Part 2 of the story takes up the most space but to me it was the most interesting part.
So, Abe and Dan decide to continue on to Dutchman’s Creek, in spite of the warnings of the short-order cook. This is a horror story, afterall. Part 3, ‘On the Shores of the Black Ocean,’ is where these two narratives converge and goes on to address the consequences afterwards. I won’t ruin it for you, as this is a pretty decent payoff and the book isn’t that old.
This is the sort of book that is about one thing but is really about something else. This book is a book about grief, and how people deal with it and go on to use it to continue their lives after a devastating loss. Abe uses his grief as a force to transform his life. Dan stews in his with a horrific result. It reminded me, in this sense, of the movie ‘The Babadook.’
I enjoyed this book, but I can see why not everyone would. It’s a character study as much as a horror novel, and it does have a rather slow build up and is very psychological in many ways. That said, I really enjoyed it, especially as I knew the local geography. I recommend it highly, if you like this kind of story. It was interesting, well done, and very suspenseful.
The Thursday Next Novel Series
Thursday Next is the protagonist of a book series I accidentally stumbled on 2019. I believe I bought One of Our Thursdays Is Missing by Jasper Fforde at an airport when I forgot my own book, not realizing it was part of a series. I enjoyed it in spite of being somewhat confused by it (I definitely remember reading it and in the middle having a moment of clarity where the entire story made sense).
Jasper Fforde’s Thursday Next series currently stand as such:
Series 1:
The Eyre Affair
Lost in a Good Book
The Well of Lost Plots
Something Rotten
Series 2 (so far):
First Among Sequels
One of Our Thursdays is Missing
The Woman Who Died A Lot
In 2019, I read/listened to four Thursday Next novels. The second novel of the second series, and the first three novels of the first series. The only reason I didn’t continue is that I couldn’t find the later books as audiobooks, although as I was writing this I went back to check and was able to borrow Something Rotten as an audiobook right away (and did so, will be listening to it after my current book).
I am sort of at a loss as where to begin “reviewing” the Thursday Next series, as the universe created around them is one of the most creative and complex I’ve read outside of high fantasy. The Thursday Next wikipedia page describes the stories as “comic fantasy, alternate history mystery novels” and that’s about as good a genre breakdown as you’re going to get.
Thursday herself is an engaging character, in her mid thirties and quite bright, working in the Literary Detective section. Literature is much more popular in Thursday’s world than ours, and much of the plot is centered around classic literature.

Instructions for the task:
Can you turn the paragraph in the excerpt above that begins "This is the sort of book" into a short bulleted list that keeps its main facts?

Provided material:

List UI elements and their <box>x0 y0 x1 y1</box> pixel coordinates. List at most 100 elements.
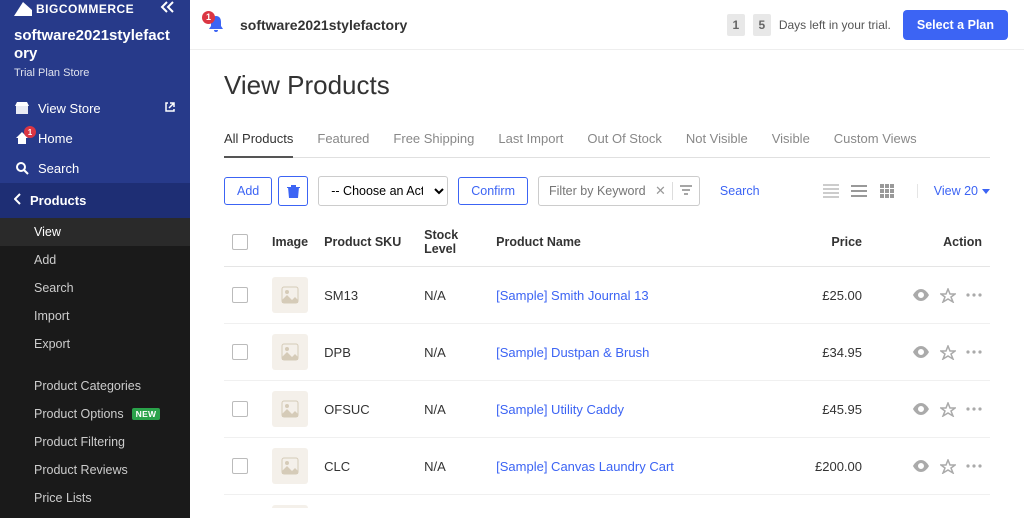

Response for this exercise:
- The book appears to be about one thing but is really about another: grief.
- It shows how people deal with grief and use it to carry on after a devastating loss.
- Abe uses his grief as a force to transform his life.
- Dan stews in his grief, with a horrific result.
- In this sense, it reminded me of the movie "The Babadook."